Records shown:
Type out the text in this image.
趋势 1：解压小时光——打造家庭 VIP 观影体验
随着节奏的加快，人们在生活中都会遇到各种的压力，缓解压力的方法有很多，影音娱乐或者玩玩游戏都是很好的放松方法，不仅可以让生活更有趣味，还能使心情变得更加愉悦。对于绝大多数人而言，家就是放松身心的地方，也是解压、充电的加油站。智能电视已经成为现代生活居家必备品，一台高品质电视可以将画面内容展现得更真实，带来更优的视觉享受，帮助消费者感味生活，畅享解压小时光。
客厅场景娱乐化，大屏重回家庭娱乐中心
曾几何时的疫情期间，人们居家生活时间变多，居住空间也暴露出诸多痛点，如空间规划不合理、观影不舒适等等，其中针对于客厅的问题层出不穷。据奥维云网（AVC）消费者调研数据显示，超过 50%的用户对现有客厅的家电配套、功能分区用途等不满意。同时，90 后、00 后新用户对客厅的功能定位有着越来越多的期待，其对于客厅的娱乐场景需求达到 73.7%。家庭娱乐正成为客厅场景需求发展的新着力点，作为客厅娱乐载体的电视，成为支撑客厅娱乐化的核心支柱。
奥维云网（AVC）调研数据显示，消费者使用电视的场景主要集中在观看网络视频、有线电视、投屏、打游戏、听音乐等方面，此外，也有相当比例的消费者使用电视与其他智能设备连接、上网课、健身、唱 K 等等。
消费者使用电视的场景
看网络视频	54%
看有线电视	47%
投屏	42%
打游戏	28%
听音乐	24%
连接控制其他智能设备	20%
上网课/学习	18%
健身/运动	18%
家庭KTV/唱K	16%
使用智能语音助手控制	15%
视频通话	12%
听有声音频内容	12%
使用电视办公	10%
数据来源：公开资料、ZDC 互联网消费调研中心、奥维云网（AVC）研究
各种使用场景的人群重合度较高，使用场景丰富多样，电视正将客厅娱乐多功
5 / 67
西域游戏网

Task goal: Copy all the lines, exactly.

Task result:
Type out the text in this image.
趋势 1：解压小时光——打造家庭 VIP 观影体验
随着节奏的加快，人们在生活中都会遇到各种的压力，缓解压力的方法有很多，影音娱乐或者玩玩游戏都是很好的放松方法，不仅可以让生活更有趣味，还能使心情变得更加愉悦。对于绝大多数人而言，家就是放松身心的地方，也是解压、充电的加油站。智能电视已经成为现代生活居家必备品，一台高品质电视可以将画面内容展现得更真实，带来更优的视觉享受，帮助消费者感味生活，畅享解压小时光。
客厅场景娱乐化，大屏重回家庭娱乐中心
曾几何时的疫情期间，人们居家生活时间变多，居住空间也暴露出诸多痛点，如空间规划不合理、观影不舒适等等，其中针对于客厅的问题层出不穷。据奥维云网（AVC）消费者调研数据显示，超过 50%的用户对现有客厅的家电配套、功能分区用途等不满意。同时，90 后、00 后新用户对客厅的功能定位有着越来越多的期待，其对于客厅的娱乐场景需求达到 73.7%。家庭娱乐正成为客厅场景需求发展的新着力点，作为客厅娱乐载体的电视，成为支撑客厅娱乐化的核心支柱。
奥维云网（AVC）调研数据显示，消费者使用电视的场景主要集中在观看网络视频、有线电视、投屏、打游戏、听音乐等方面，此外，也有相当比例的消费者使用电视与其他智能设备连接、上网课、健身、唱 K 等等。
消费者使用电视的场景
看网络视频	54%
看有线电视	47%
投屏	42%
打游戏	28%
听音乐	24%
连接控制其他智能设备	20%
上网课/学习	18%
健身/运动	18%
家庭KTV/唱K	16%
使用智能语音助手控制	15%
视频通话	12%
听有声音频内容	12%
使用电视办公	10%
数据来源：公开资料、ZDC 互联网消费调研中心、奥维云网（AVC）研究
各种使用场景的人群重合度较高，使用场景丰富多样，电视正将客厅娱乐多功
5 / 67
西域游戏网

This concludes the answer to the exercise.